**Exercise objective**
Throughout the listing that follows, find each line with the word "diet" and copy it.

**Dataset entries**

━━━━━━━━━━━━━━━━━━━━━━━━━━━━━━

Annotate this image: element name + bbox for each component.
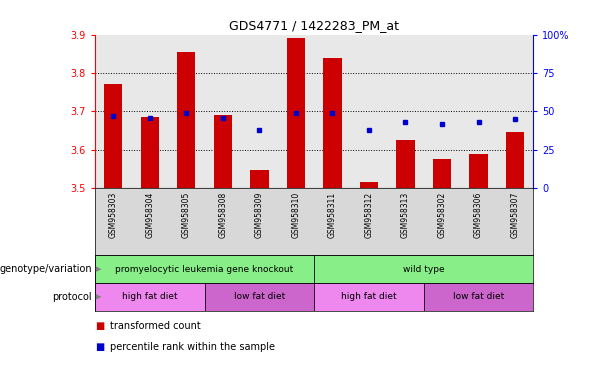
- Text: protocol: protocol: [52, 292, 92, 302]
- Title: GDS4771 / 1422283_PM_at: GDS4771 / 1422283_PM_at: [229, 19, 399, 32]
- Text: promyelocytic leukemia gene knockout: promyelocytic leukemia gene knockout: [115, 265, 294, 274]
- Text: percentile rank within the sample: percentile rank within the sample: [110, 342, 275, 352]
- Bar: [323, 58, 341, 188]
- Bar: [314, 255, 533, 283]
- Text: GSM958305: GSM958305: [182, 192, 191, 238]
- Bar: [506, 132, 524, 188]
- Bar: [205, 283, 314, 311]
- Bar: [397, 140, 414, 188]
- Bar: [287, 38, 305, 188]
- Bar: [140, 117, 159, 188]
- Text: genotype/variation: genotype/variation: [0, 264, 92, 274]
- Text: GSM958313: GSM958313: [401, 192, 410, 238]
- Text: transformed count: transformed count: [110, 321, 201, 331]
- Text: GSM958310: GSM958310: [291, 192, 300, 238]
- Text: high fat diet: high fat diet: [341, 292, 397, 301]
- Text: ■: ■: [95, 321, 104, 331]
- Bar: [470, 154, 488, 188]
- Bar: [360, 182, 378, 188]
- Text: GSM958311: GSM958311: [328, 192, 337, 238]
- Text: GSM958306: GSM958306: [474, 192, 483, 238]
- Text: GSM958308: GSM958308: [218, 192, 227, 238]
- Text: GSM958309: GSM958309: [255, 192, 264, 238]
- Text: GSM958304: GSM958304: [145, 192, 154, 238]
- Bar: [314, 283, 424, 311]
- Text: low fat diet: low fat diet: [453, 292, 504, 301]
- Bar: [433, 159, 451, 188]
- Bar: [250, 170, 268, 188]
- Text: high fat diet: high fat diet: [122, 292, 178, 301]
- Text: low fat diet: low fat diet: [234, 292, 285, 301]
- Bar: [177, 52, 196, 188]
- Text: GSM958307: GSM958307: [511, 192, 520, 238]
- Bar: [424, 283, 533, 311]
- Bar: [95, 255, 314, 283]
- Bar: [104, 84, 123, 188]
- Bar: [95, 283, 205, 311]
- Bar: [214, 115, 232, 188]
- Text: GSM958302: GSM958302: [438, 192, 446, 238]
- Text: GSM958303: GSM958303: [109, 192, 118, 238]
- Text: wild type: wild type: [403, 265, 444, 274]
- Text: ■: ■: [95, 342, 104, 352]
- Text: GSM958312: GSM958312: [365, 192, 373, 238]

━━━━━━━━━━━━━━━━━━━━━━━━━━━━━━

**Exercise result**
- Text: high fat diet: high fat diet: [341, 292, 397, 301]
- Text: low fat diet: low fat diet: [453, 292, 504, 301]
- Text: high fat diet: high fat diet: [122, 292, 178, 301]
- Text: low fat diet: low fat diet: [234, 292, 285, 301]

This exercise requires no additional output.